• SET TASK
Set down precisely the lines from the line with "What's the underlying" through the end of the material, inclusive, and no pictures.

• TASK DATA
================
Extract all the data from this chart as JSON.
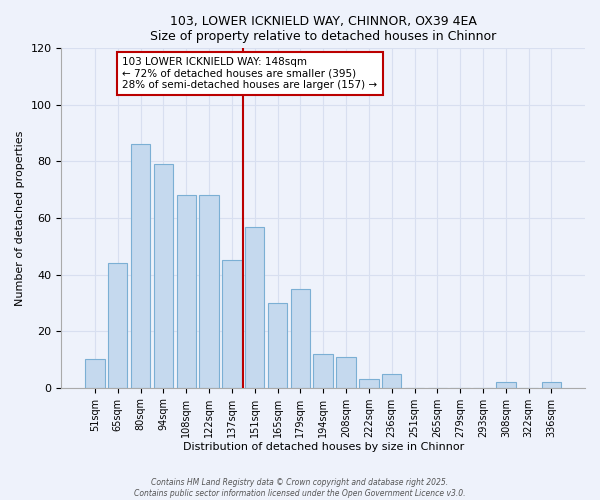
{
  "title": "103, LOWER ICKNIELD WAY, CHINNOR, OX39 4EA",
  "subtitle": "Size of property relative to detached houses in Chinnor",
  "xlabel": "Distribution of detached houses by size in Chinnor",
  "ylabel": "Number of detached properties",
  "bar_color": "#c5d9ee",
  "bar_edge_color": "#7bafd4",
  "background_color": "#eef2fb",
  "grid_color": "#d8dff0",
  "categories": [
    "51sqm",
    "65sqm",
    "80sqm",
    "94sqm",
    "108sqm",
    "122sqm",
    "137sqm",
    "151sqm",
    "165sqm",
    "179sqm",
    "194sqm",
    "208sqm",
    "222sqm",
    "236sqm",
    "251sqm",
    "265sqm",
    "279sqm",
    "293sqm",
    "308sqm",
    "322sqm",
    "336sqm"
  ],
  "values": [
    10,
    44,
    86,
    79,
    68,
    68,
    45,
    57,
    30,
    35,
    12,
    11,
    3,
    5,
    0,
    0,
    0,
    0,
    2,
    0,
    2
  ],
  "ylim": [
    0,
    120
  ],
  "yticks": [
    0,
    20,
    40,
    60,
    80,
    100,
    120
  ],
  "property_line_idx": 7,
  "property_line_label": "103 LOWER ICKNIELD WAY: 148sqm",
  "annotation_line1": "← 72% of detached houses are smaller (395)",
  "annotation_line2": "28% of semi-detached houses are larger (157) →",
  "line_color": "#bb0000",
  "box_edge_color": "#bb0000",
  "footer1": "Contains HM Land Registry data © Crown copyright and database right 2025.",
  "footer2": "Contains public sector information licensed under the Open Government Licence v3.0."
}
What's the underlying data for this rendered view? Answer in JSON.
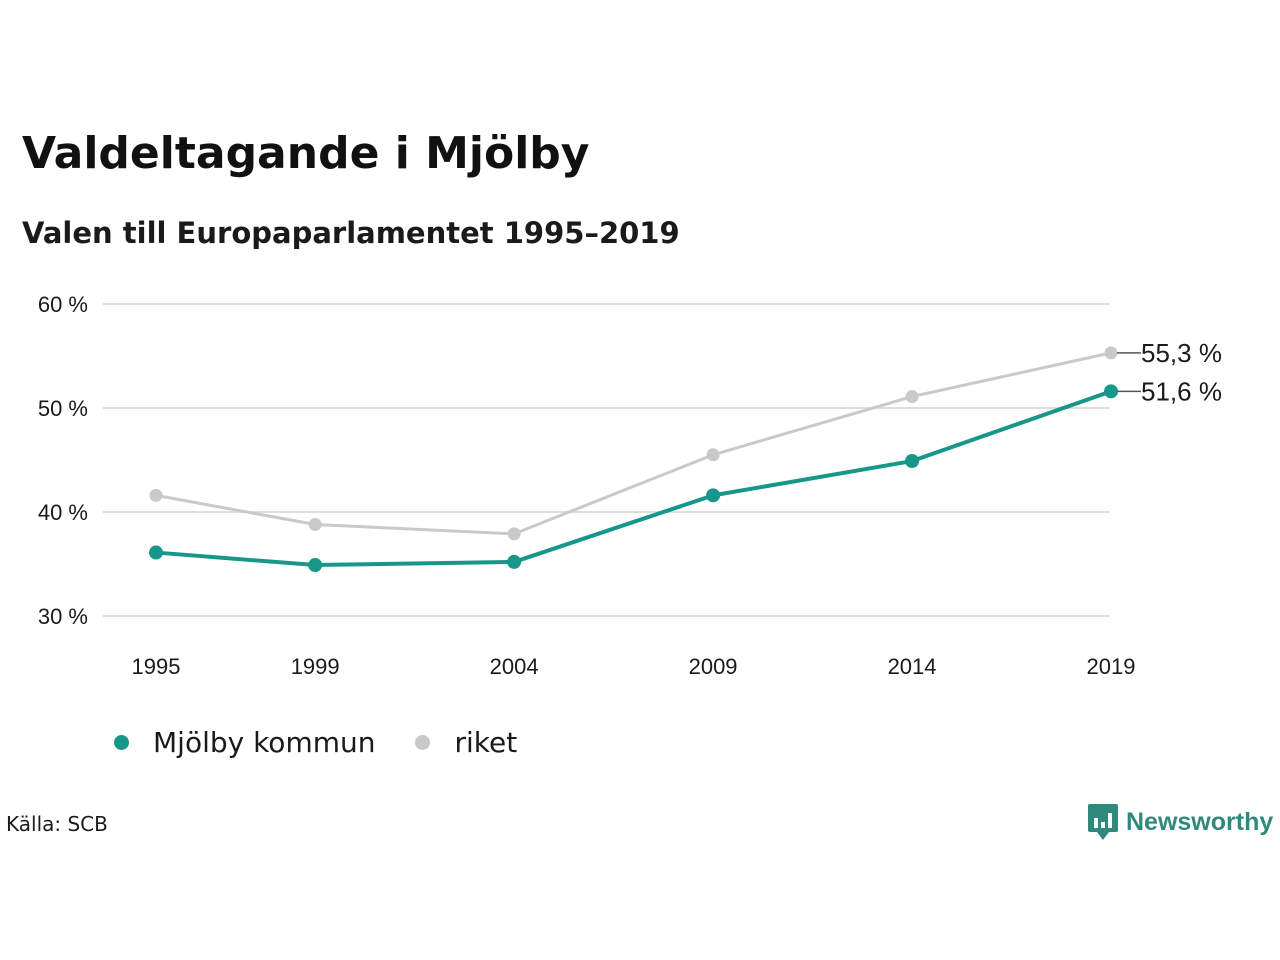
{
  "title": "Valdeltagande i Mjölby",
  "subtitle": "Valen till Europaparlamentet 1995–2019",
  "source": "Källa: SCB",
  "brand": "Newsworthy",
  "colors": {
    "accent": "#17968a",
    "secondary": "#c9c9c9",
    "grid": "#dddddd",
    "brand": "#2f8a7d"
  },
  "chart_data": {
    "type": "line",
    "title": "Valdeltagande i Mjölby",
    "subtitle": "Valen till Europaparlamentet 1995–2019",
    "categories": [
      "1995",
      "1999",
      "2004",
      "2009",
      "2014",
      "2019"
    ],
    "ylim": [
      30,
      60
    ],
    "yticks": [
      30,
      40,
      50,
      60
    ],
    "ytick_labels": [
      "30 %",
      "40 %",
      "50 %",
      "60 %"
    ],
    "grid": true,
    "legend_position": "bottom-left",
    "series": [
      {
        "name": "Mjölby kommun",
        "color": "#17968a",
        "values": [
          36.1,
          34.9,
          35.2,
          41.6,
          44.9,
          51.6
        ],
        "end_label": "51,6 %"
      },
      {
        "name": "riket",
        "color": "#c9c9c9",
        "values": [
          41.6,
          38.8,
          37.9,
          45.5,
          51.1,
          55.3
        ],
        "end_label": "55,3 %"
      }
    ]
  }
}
================
• TASK RESULT
What's the underlying data for this rendered view? Answer in JSON.
{
  "title": "Valdeltagande i Mjölby",
  "subtitle": "Valen till Europaparlamentet 1995–2019",
  "source": "Källa: SCB",
  "brand": "Newsworthy",
  "colors": {
    "accent": "#17968a",
    "secondary": "#c9c9c9",
    "grid": "#dddddd",
    "brand": "#2f8a7d"
  },
  "chart_data": {
    "type": "line",
    "title": "Valdeltagande i Mjölby",
    "subtitle": "Valen till Europaparlamentet 1995–2019",
    "categories": [
      "1995",
      "1999",
      "2004",
      "2009",
      "2014",
      "2019"
    ],
    "ylim": [
      30,
      60
    ],
    "yticks": [
      30,
      40,
      50,
      60
    ],
    "ytick_labels": [
      "30 %",
      "40 %",
      "50 %",
      "60 %"
    ],
    "grid": true,
    "legend_position": "bottom-left",
    "series": [
      {
        "name": "Mjölby kommun",
        "color": "#17968a",
        "values": [
          36.1,
          34.9,
          35.2,
          41.6,
          44.9,
          51.6
        ],
        "end_label": "51,6 %"
      },
      {
        "name": "riket",
        "color": "#c9c9c9",
        "values": [
          41.6,
          38.8,
          37.9,
          45.5,
          51.1,
          55.3
        ],
        "end_label": "55,3 %"
      }
    ]
  }
}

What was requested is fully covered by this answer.